**Task directions**
Please reproduce every record, keeping each one exactly as written.

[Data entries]
▬▬▬▬▬▬▬▬▬▬

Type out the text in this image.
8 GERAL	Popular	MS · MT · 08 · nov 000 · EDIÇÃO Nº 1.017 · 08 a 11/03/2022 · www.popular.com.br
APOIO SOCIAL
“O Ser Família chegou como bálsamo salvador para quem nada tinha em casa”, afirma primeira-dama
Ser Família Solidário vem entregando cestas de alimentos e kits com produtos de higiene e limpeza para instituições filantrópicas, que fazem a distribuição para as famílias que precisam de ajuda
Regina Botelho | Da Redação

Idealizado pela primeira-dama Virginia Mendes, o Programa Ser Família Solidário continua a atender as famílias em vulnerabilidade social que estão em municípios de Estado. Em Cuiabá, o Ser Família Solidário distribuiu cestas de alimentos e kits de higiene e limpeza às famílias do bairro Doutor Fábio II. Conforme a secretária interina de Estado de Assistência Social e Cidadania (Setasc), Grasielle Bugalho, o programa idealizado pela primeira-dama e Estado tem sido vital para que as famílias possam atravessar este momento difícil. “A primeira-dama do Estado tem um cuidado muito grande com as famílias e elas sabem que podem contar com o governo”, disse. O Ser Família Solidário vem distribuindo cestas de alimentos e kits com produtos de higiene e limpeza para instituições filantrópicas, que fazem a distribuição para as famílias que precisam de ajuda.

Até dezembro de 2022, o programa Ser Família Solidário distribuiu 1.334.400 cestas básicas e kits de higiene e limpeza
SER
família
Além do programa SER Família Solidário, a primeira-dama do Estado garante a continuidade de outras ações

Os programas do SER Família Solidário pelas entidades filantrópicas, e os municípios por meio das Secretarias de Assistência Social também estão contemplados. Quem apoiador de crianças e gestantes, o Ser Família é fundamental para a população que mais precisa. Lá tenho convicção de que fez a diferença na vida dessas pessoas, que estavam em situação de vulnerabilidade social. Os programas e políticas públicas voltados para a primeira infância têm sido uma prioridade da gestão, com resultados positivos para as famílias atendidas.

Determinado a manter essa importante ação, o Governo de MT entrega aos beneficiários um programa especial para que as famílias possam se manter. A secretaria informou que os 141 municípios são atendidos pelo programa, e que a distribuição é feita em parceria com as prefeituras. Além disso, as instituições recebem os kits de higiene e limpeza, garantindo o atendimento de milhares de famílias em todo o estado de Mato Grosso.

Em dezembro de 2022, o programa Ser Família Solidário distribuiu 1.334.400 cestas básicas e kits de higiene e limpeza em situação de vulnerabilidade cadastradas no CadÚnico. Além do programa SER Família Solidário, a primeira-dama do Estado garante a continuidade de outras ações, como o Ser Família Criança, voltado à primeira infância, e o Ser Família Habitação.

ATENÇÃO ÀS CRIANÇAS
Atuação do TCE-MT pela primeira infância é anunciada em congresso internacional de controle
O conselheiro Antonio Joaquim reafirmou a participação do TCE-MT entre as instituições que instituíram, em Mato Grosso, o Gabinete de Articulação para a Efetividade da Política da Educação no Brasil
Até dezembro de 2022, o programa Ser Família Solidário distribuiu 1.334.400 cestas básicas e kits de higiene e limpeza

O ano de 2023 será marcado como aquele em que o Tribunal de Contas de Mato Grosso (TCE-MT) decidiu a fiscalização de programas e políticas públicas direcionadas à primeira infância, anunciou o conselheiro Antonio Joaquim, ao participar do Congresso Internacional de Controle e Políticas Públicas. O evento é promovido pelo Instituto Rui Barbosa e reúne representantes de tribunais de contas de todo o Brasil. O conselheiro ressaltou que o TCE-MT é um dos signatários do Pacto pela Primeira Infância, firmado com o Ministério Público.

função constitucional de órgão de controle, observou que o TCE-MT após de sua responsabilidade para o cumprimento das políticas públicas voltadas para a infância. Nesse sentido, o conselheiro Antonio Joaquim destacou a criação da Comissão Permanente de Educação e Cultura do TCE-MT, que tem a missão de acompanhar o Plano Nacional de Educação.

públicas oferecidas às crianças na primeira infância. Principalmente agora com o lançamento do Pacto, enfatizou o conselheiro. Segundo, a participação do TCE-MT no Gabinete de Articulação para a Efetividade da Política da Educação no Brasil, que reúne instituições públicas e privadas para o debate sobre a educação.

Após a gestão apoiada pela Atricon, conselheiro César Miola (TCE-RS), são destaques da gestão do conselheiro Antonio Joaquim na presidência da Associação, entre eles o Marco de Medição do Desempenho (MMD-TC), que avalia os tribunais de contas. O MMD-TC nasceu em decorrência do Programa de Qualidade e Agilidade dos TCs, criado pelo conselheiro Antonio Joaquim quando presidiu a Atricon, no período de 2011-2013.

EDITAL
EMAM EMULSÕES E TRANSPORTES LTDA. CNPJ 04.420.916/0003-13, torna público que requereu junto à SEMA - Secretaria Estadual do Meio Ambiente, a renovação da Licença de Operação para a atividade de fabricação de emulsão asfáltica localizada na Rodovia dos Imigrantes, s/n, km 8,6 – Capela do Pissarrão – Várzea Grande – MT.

▬▬▬▬▬▬▬▬▬▬

**Completed task**
Type out the text in this image.
8 GERAL	Popular	MS · MT · 08 · nov 000 · EDIÇÃO Nº 1.017 · 08 a 11/03/2022 · www.popular.com.br
APOIO SOCIAL
“O Ser Família chegou como bálsamo salvador para quem nada tinha em casa”, afirma primeira-dama
Ser Família Solidário vem entregando cestas de alimentos e kits com produtos de higiene e limpeza para instituições filantrópicas, que fazem a distribuição para as famílias que precisam de ajuda
Regina Botelho | Da Redação

Idealizado pela primeira-dama Virginia Mendes, o Programa Ser Família Solidário continua a atender as famílias em vulnerabilidade social que estão em municípios de Estado. Em Cuiabá, o Ser Família Solidário distribuiu cestas de alimentos e kits de higiene e limpeza às famílias do bairro Doutor Fábio II. Conforme a secretária interina de Estado de Assistência Social e Cidadania (Setasc), Grasielle Bugalho, o programa idealizado pela primeira-dama e Estado tem sido vital para que as famílias possam atravessar este momento difícil. “A primeira-dama do Estado tem um cuidado muito grande com as famílias e elas sabem que podem contar com o governo”, disse. O Ser Família Solidário vem distribuindo cestas de alimentos e kits com produtos de higiene e limpeza para instituições filantrópicas, que fazem a distribuição para as famílias que precisam de ajuda.

Até dezembro de 2022, o programa Ser Família Solidário distribuiu 1.334.400 cestas básicas e kits de higiene e limpeza
SER
família
Além do programa SER Família Solidário, a primeira-dama do Estado garante a continuidade de outras ações

Os programas do SER Família Solidário pelas entidades filantrópicas, e os municípios por meio das Secretarias de Assistência Social também estão contemplados. Quem apoiador de crianças e gestantes, o Ser Família é fundamental para a população que mais precisa. Lá tenho convicção de que fez a diferença na vida dessas pessoas, que estavam em situação de vulnerabilidade social. Os programas e políticas públicas voltados para a primeira infância têm sido uma prioridade da gestão, com resultados positivos para as famílias atendidas.

Determinado a manter essa importante ação, o Governo de MT entrega aos beneficiários um programa especial para que as famílias possam se manter. A secretaria informou que os 141 municípios são atendidos pelo programa, e que a distribuição é feita em parceria com as prefeituras. Além disso, as instituições recebem os kits de higiene e limpeza, garantindo o atendimento de milhares de famílias em todo o estado de Mato Grosso.

Em dezembro de 2022, o programa Ser Família Solidário distribuiu 1.334.400 cestas básicas e kits de higiene e limpeza em situação de vulnerabilidade cadastradas no CadÚnico. Além do programa SER Família Solidário, a primeira-dama do Estado garante a continuidade de outras ações, como o Ser Família Criança, voltado à primeira infância, e o Ser Família Habitação.

ATENÇÃO ÀS CRIANÇAS
Atuação do TCE-MT pela primeira infância é anunciada em congresso internacional de controle
O conselheiro Antonio Joaquim reafirmou a participação do TCE-MT entre as instituições que instituíram, em Mato Grosso, o Gabinete de Articulação para a Efetividade da Política da Educação no Brasil
Até dezembro de 2022, o programa Ser Família Solidário distribuiu 1.334.400 cestas básicas e kits de higiene e limpeza

O ano de 2023 será marcado como aquele em que o Tribunal de Contas de Mato Grosso (TCE-MT) decidiu a fiscalização de programas e políticas públicas direcionadas à primeira infância, anunciou o conselheiro Antonio Joaquim, ao participar do Congresso Internacional de Controle e Políticas Públicas. O evento é promovido pelo Instituto Rui Barbosa e reúne representantes de tribunais de contas de todo o Brasil. O conselheiro ressaltou que o TCE-MT é um dos signatários do Pacto pela Primeira Infância, firmado com o Ministério Público.

função constitucional de órgão de controle, observou que o TCE-MT após de sua responsabilidade para o cumprimento das políticas públicas voltadas para a infância. Nesse sentido, o conselheiro Antonio Joaquim destacou a criação da Comissão Permanente de Educação e Cultura do TCE-MT, que tem a missão de acompanhar o Plano Nacional de Educação.

públicas oferecidas às crianças na primeira infância. Principalmente agora com o lançamento do Pacto, enfatizou o conselheiro. Segundo, a participação do TCE-MT no Gabinete de Articulação para a Efetividade da Política da Educação no Brasil, que reúne instituições públicas e privadas para o debate sobre a educação.

Após a gestão apoiada pela Atricon, conselheiro César Miola (TCE-RS), são destaques da gestão do conselheiro Antonio Joaquim na presidência da Associação, entre eles o Marco de Medição do Desempenho (MMD-TC), que avalia os tribunais de contas. O MMD-TC nasceu em decorrência do Programa de Qualidade e Agilidade dos TCs, criado pelo conselheiro Antonio Joaquim quando presidiu a Atricon, no período de 2011-2013.

EDITAL
EMAM EMULSÕES E TRANSPORTES LTDA. CNPJ 04.420.916/0003-13, torna público que requereu junto à SEMA - Secretaria Estadual do Meio Ambiente, a renovação da Licença de Operação para a atividade de fabricação de emulsão asfáltica localizada na Rodovia dos Imigrantes, s/n, km 8,6 – Capela do Pissarrão – Várzea Grande – MT.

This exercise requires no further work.